**What to work on:**
Select the lines of the records containing the word "Савича" and list them.

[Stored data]
——————————

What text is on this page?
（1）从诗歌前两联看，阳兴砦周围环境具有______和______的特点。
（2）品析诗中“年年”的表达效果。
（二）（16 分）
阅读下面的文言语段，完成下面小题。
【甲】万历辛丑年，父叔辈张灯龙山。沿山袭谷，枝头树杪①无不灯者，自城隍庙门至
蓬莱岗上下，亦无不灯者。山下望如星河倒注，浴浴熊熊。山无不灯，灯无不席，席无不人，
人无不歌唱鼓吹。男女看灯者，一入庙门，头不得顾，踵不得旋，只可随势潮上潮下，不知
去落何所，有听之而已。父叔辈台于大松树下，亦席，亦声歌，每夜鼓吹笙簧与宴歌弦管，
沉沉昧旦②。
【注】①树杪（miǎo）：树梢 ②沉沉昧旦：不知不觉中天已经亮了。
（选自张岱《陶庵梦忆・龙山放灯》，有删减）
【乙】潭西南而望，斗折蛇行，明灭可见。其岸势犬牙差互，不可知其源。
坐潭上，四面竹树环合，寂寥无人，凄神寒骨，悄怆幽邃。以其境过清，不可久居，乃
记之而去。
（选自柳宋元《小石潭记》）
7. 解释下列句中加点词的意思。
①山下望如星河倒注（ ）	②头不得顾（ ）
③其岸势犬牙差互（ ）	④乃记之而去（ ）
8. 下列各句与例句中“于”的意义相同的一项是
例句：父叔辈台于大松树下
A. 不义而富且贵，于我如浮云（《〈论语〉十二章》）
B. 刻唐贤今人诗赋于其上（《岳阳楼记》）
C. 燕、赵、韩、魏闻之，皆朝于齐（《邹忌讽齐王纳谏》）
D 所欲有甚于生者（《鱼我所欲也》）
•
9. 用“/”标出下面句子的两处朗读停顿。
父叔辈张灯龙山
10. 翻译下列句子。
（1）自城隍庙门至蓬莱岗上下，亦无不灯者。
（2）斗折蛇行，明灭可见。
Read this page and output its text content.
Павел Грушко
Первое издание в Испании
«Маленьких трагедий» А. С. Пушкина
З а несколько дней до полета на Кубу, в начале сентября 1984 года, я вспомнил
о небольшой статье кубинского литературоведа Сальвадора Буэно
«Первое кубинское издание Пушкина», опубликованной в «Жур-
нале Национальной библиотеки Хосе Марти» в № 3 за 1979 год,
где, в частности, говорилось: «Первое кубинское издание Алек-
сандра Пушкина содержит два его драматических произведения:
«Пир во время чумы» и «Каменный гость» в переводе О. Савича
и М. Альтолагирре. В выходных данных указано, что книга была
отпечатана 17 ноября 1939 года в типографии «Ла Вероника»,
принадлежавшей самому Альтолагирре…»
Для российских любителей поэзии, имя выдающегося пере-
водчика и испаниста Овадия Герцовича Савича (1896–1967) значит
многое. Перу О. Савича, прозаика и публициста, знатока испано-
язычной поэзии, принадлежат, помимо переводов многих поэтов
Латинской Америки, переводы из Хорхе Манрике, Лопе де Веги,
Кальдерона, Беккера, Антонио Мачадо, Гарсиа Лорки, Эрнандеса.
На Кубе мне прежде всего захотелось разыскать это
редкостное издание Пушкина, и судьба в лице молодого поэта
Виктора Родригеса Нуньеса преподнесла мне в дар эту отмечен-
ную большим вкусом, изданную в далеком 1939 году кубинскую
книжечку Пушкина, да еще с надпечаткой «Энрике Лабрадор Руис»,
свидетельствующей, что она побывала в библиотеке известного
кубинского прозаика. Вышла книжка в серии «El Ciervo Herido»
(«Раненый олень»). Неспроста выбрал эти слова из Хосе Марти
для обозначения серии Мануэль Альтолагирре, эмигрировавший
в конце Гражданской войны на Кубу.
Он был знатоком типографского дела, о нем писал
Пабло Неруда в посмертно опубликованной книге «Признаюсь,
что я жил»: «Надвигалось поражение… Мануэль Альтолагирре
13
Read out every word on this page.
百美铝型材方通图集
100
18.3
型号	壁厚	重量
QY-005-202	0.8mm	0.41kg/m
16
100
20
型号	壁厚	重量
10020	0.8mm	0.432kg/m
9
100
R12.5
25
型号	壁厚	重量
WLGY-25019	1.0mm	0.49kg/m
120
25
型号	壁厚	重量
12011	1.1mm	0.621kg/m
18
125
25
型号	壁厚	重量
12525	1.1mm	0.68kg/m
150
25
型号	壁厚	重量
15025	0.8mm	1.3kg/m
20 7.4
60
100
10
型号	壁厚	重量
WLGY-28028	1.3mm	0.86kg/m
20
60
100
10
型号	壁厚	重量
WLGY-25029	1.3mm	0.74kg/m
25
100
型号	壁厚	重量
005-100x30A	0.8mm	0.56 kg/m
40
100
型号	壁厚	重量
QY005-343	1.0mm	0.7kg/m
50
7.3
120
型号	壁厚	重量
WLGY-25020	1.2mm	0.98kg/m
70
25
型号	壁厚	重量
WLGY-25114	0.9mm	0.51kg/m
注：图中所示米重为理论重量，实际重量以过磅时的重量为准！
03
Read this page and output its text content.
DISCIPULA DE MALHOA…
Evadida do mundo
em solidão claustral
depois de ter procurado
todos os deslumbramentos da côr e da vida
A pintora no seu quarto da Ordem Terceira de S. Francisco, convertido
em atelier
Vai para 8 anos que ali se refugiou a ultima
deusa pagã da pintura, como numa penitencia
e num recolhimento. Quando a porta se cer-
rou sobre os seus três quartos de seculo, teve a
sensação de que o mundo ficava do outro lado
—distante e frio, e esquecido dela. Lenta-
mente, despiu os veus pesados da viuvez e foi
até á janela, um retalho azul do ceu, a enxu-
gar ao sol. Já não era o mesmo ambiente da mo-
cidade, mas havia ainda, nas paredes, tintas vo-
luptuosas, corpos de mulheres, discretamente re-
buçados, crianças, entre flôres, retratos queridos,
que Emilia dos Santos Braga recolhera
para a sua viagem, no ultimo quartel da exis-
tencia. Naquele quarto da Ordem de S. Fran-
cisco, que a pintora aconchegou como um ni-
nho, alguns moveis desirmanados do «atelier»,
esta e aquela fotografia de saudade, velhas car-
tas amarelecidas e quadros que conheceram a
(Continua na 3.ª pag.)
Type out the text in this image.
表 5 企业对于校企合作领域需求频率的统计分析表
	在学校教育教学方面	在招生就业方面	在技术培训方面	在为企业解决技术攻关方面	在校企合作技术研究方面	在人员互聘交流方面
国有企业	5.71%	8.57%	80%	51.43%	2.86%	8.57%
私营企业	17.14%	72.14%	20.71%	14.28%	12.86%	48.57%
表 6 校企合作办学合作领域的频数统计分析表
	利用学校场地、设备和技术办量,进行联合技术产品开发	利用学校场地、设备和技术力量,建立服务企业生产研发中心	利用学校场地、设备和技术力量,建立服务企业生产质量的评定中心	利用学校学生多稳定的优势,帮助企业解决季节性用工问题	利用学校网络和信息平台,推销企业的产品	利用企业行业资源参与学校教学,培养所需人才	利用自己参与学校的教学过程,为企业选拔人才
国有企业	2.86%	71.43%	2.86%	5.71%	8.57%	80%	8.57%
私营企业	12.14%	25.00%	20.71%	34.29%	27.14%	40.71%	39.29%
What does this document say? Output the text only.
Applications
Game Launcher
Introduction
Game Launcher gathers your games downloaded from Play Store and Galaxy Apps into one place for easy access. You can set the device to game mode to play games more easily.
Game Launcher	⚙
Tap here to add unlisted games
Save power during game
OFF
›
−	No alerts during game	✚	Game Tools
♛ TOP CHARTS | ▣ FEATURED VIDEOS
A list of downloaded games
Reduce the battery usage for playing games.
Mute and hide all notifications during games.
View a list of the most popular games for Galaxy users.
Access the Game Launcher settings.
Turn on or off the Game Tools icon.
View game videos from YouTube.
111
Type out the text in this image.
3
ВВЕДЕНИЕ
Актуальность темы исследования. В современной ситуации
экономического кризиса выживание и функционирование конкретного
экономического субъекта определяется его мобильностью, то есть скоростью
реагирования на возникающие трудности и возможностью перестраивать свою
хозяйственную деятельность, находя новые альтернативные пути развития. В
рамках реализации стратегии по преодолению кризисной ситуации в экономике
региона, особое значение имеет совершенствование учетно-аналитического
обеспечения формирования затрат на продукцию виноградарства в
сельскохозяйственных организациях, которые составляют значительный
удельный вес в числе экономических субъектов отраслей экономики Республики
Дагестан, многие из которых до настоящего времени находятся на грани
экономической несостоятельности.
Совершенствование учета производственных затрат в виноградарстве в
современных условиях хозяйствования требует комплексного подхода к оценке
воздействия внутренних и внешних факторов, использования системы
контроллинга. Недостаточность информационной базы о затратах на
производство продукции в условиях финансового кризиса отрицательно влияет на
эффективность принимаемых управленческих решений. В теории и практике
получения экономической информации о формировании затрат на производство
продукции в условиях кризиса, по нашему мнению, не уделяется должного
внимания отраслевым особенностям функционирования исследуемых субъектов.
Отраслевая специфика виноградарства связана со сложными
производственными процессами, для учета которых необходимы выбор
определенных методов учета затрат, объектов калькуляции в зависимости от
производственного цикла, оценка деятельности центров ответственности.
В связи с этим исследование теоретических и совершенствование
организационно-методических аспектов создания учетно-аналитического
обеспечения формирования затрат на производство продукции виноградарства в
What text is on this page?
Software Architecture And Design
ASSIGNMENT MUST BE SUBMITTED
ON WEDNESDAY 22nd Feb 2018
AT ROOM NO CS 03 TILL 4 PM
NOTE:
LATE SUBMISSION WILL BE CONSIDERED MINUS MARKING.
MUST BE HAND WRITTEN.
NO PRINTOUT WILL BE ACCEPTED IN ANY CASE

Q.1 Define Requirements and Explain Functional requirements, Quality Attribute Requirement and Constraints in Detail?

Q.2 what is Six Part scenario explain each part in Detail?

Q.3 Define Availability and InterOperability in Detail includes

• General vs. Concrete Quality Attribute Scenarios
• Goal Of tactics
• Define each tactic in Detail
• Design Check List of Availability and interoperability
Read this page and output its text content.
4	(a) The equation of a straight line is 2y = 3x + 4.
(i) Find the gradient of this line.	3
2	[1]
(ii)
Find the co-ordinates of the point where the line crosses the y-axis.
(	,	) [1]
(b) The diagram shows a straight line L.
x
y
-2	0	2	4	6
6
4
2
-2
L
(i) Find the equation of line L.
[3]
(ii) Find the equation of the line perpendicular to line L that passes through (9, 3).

——————————

**Result for this exercise:**
«Пир во время чумы» и «Каменный гость» в переводе О. Савича
водчика и испаниста Овадия Герцовича Савича (1896–1967) значит
многое. Перу О. Савича, прозаика и публициста, знатока испано-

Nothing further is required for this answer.